Texte fourni:
Sur notre site, nous parlons souvent de convivialité, de mémoire, de culture partagée. Aujourd’hui, nous souhaitons rendre hommage à une figure qui a su incarner tout cela avec brio : Bernard Pivot, disparu le 6 mai 2024 à l’âge de 89 ans.
Bernard Pivot, le gentleman des lettres à la télé
Pendant plus de 30 ans, Bernard Pivot a enchanté les écrans français avec des émissions cultes qui ont donné à la littérature une place rare à la télévision. Il a su prouver que parler de livres pouvait captiver des millions de téléspectateurs.

Ses émissions emblématiques :
- “Apostrophes” (1975–1990) : la référence absolue des émissions littéraires, où les plus grands écrivains français et étrangers se sont succédé.
- “Bouillon de culture” (1991–2001) : une version plus large, ouverte aux arts et à la société, sans jamais renier l’amour des mots.
- “Dictée de Pivot” : devenue un rendez-vous mythique pour tous les amoureux de la langue française, entre pièges orthographiques et sourires complices.
Avec son œil malicieux, ses lunettes rondes et ses questions toujours pertinentes, Bernard Pivot a su rester proche des gens tout en célébrant les auteurs.
Apostrophes, la grande messe littéraire du vendredi soir
Si on devait retenir une seule émission qui incarne Bernard Pivot, ce serait bien sûr Apostrophes. Diffusée de 1975 à 1990 sur Antenne 2 (devenue France 2), cette émission a marqué plusieurs générations de téléspectateurs, lecteurs… et écrivains eux-mêmes.

Extrait des données:
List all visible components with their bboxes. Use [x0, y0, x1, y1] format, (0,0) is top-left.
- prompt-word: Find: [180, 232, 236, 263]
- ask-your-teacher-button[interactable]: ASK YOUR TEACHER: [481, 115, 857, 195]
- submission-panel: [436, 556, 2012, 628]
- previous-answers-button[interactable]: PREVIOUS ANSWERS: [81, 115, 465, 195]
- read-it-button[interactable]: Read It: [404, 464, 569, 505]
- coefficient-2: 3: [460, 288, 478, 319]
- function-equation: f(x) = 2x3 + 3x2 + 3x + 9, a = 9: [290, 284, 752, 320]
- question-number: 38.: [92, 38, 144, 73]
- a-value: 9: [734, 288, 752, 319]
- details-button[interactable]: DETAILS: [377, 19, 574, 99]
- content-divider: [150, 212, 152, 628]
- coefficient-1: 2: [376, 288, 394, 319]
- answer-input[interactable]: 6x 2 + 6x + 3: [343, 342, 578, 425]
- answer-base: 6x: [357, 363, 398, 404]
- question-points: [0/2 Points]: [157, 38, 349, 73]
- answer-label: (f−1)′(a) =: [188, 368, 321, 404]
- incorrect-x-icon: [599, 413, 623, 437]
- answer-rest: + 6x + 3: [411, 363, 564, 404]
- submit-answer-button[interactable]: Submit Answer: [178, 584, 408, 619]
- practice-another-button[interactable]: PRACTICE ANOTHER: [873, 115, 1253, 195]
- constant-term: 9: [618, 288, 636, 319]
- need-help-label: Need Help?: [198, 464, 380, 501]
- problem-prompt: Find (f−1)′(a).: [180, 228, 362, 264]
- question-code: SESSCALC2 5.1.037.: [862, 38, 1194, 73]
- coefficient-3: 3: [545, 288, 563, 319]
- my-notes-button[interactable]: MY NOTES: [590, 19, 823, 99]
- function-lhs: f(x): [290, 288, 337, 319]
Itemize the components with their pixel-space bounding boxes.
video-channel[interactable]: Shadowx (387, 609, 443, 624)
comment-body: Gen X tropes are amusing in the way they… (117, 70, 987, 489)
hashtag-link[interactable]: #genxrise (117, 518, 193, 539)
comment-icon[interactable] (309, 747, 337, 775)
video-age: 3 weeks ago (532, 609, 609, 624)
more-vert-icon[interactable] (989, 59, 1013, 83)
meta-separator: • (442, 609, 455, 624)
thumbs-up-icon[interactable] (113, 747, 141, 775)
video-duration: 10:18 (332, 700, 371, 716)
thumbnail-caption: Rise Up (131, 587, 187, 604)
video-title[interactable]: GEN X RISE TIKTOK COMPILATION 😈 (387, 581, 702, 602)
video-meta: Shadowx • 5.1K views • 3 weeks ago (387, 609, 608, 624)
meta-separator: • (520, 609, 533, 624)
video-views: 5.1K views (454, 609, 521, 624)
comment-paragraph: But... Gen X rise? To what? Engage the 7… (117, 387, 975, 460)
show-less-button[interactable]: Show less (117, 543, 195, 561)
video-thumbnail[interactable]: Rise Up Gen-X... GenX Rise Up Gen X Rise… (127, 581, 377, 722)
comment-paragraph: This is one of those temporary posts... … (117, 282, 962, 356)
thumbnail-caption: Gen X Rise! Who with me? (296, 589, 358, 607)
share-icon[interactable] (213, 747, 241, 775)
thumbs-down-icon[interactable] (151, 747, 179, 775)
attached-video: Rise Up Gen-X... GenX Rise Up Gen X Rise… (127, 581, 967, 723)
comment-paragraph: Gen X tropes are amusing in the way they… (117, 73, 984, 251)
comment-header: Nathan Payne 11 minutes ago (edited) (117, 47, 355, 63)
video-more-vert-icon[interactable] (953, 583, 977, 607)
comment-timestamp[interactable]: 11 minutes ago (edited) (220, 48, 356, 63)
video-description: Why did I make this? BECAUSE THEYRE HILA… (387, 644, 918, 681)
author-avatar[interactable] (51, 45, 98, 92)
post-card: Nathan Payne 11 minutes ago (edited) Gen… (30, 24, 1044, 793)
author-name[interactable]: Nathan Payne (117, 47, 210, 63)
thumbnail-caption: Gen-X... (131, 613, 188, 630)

Consigne: Pouvez-vous reprendre le texte sur Bernard Pivot entre « Avec son œil » et « et écrivains eux-mêmes. » inclus, en renommant « Antenne 2 » en « A2 » ?

Réponse:
Avec son œil malicieux, ses lunettes rondes et ses questions toujours pertinentes, Bernard Pivot a su rester proche des gens tout en célébrant les auteurs.
Apostrophes, la grande messe littéraire du vendredi soir
Si on devait retenir une seule émission qui incarne Bernard Pivot, ce serait bien sûr Apostrophes. Diffusée de 1975 à 1990 sur A2 (devenue France 2), cette émission a marqué plusieurs générations de téléspectateurs, lecteurs… et écrivains eux-mêmes.